DATA FOR THIS EXERCISE:

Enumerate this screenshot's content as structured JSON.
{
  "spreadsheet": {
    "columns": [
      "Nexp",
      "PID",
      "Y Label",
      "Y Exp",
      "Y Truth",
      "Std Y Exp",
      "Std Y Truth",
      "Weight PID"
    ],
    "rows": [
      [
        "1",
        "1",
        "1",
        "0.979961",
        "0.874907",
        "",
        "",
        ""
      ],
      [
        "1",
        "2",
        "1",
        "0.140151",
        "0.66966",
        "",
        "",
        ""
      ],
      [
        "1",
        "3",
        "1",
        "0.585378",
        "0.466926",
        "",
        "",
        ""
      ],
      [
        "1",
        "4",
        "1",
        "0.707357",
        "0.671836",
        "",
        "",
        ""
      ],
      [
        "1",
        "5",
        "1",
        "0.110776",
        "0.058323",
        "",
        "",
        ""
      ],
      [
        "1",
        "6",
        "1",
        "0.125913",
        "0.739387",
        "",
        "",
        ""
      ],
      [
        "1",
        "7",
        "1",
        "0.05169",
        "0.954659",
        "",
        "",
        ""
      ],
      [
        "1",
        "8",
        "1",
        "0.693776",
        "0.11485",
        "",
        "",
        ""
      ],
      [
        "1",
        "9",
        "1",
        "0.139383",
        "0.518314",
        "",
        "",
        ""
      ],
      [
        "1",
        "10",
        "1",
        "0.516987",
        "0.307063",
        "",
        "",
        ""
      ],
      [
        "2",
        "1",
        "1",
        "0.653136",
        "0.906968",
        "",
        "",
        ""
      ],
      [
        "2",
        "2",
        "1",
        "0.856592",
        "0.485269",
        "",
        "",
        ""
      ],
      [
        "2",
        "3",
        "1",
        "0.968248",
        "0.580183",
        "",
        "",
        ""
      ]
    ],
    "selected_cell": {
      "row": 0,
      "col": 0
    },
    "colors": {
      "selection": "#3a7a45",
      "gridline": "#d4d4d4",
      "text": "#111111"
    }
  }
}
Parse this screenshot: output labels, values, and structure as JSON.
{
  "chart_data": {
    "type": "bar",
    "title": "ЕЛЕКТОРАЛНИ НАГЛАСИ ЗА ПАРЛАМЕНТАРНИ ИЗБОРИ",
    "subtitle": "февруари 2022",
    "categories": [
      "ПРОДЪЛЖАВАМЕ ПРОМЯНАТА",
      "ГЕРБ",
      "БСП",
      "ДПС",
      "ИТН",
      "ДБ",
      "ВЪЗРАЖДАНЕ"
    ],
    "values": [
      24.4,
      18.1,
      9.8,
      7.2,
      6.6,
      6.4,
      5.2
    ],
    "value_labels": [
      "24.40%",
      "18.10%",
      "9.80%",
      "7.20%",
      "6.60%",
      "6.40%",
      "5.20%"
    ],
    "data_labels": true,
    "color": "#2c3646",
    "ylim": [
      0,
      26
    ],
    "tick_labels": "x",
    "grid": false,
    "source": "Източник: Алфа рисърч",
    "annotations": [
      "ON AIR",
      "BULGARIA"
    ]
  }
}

YOUR GOAL: Work through the records above line by line and count those that hold the string "JSON". Give only the result.

SOLUTION TO THIS PROBLEM: 2